>> START Dataset content

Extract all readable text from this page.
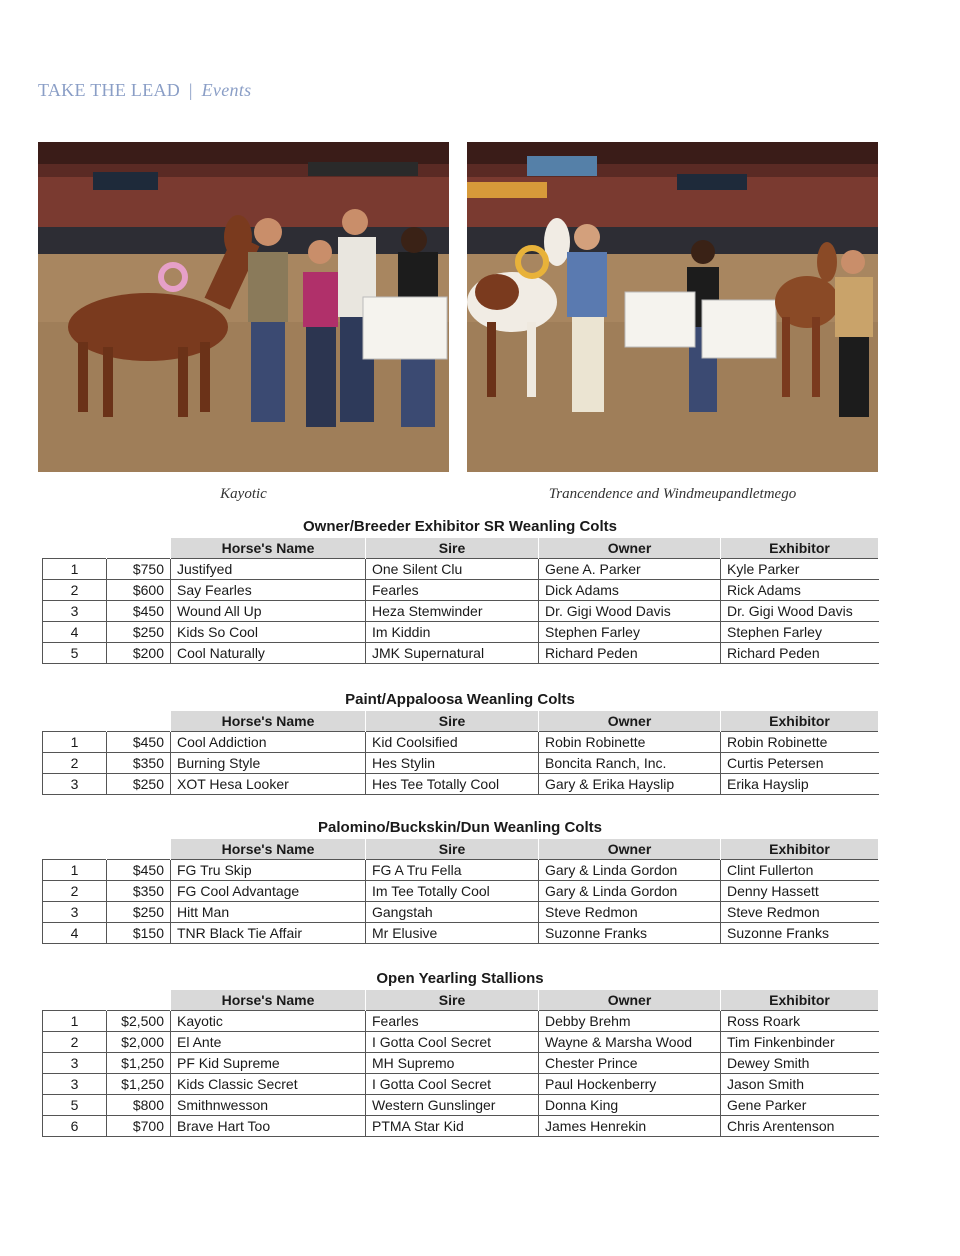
TAKE THE LEAD | Events
Kayotic	Trancendence and Windmeupandletmego
Owner/Breeder Exhibitor SR Weanling Colts
		Horse's Name	Sire	Owner	Exhibitor
1	$750	Justifyed	One Silent Clu	Gene A. Parker	Kyle Parker
2	$600	Say Fearles	Fearles	Dick Adams	Rick Adams
3	$450	Wound All Up	Heza Stemwinder	Dr. Gigi Wood Davis	Dr. Gigi Wood Davis
4	$250	Kids So Cool	Im Kiddin	Stephen Farley	Stephen Farley
5	$200	Cool Naturally	JMK Supernatural	Richard Peden	Richard Peden
Paint/Appaloosa Weanling Colts
		Horse's Name	Sire	Owner	Exhibitor
1	$450	Cool Addiction	Kid Coolsified	Robin Robinette	Robin Robinette
2	$350	Burning Style	Hes Stylin	Boncita Ranch, Inc.	Curtis Petersen
3	$250	XOT Hesa Looker	Hes Tee Totally Cool	Gary & Erika Hayslip	Erika Hayslip
Palomino/Buckskin/Dun Weanling Colts
		Horse's Name	Sire	Owner	Exhibitor
1	$450	FG Tru Skip	FG A Tru Fella	Gary & Linda Gordon	Clint Fullerton
2	$350	FG Cool Advantage	Im Tee Totally Cool	Gary & Linda Gordon	Denny Hassett
3	$250	Hitt Man	Gangstah	Steve Redmon	Steve Redmon
4	$150	TNR Black Tie Affair	Mr Elusive	Suzonne Franks	Suzonne Franks
Open Yearling Stallions
		Horse's Name	Sire	Owner	Exhibitor
1	$2,500	Kayotic	Fearles	Debby Brehm	Ross Roark
2	$2,000	El Ante	I Gotta Cool Secret	Wayne & Marsha Wood	Tim Finkenbinder
3	$1,250	PF Kid Supreme	MH Supremo	Chester Prince	Dewey Smith
3	$1,250	Kids Classic Secret	I Gotta Cool Secret	Paul Hockenberry	Jason Smith
5	$800	Smithnwesson	Western Gunslinger	Donna King	Gene Parker
6	$700	Brave Hart Too	PTMA Star Kid	James Henrekin	Chris Arentenson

>> END Dataset content

--- Exercise goal ---
Skipping the pictures, transcribe each line above exactly as it appears.

--- Response to the task ---
Extract all readable text from this page.
TAKE THE LEAD | Events
Kayotic	Trancendence and Windmeupandletmego
Owner/Breeder Exhibitor SR Weanling Colts
		Horse's Name	Sire	Owner	Exhibitor
1	$750	Justifyed	One Silent Clu	Gene A. Parker	Kyle Parker
2	$600	Say Fearles	Fearles	Dick Adams	Rick Adams
3	$450	Wound All Up	Heza Stemwinder	Dr. Gigi Wood Davis	Dr. Gigi Wood Davis
4	$250	Kids So Cool	Im Kiddin	Stephen Farley	Stephen Farley
5	$200	Cool Naturally	JMK Supernatural	Richard Peden	Richard Peden
Paint/Appaloosa Weanling Colts
		Horse's Name	Sire	Owner	Exhibitor
1	$450	Cool Addiction	Kid Coolsified	Robin Robinette	Robin Robinette
2	$350	Burning Style	Hes Stylin	Boncita Ranch, Inc.	Curtis Petersen
3	$250	XOT Hesa Looker	Hes Tee Totally Cool	Gary & Erika Hayslip	Erika Hayslip
Palomino/Buckskin/Dun Weanling Colts
		Horse's Name	Sire	Owner	Exhibitor
1	$450	FG Tru Skip	FG A Tru Fella	Gary & Linda Gordon	Clint Fullerton
2	$350	FG Cool Advantage	Im Tee Totally Cool	Gary & Linda Gordon	Denny Hassett
3	$250	Hitt Man	Gangstah	Steve Redmon	Steve Redmon
4	$150	TNR Black Tie Affair	Mr Elusive	Suzonne Franks	Suzonne Franks
Open Yearling Stallions
		Horse's Name	Sire	Owner	Exhibitor
1	$2,500	Kayotic	Fearles	Debby Brehm	Ross Roark
2	$2,000	El Ante	I Gotta Cool Secret	Wayne & Marsha Wood	Tim Finkenbinder
3	$1,250	PF Kid Supreme	MH Supremo	Chester Prince	Dewey Smith
3	$1,250	Kids Classic Secret	I Gotta Cool Secret	Paul Hockenberry	Jason Smith
5	$800	Smithnwesson	Western Gunslinger	Donna King	Gene Parker
6	$700	Brave Hart Too	PTMA Star Kid	James Henrekin	Chris Arentenson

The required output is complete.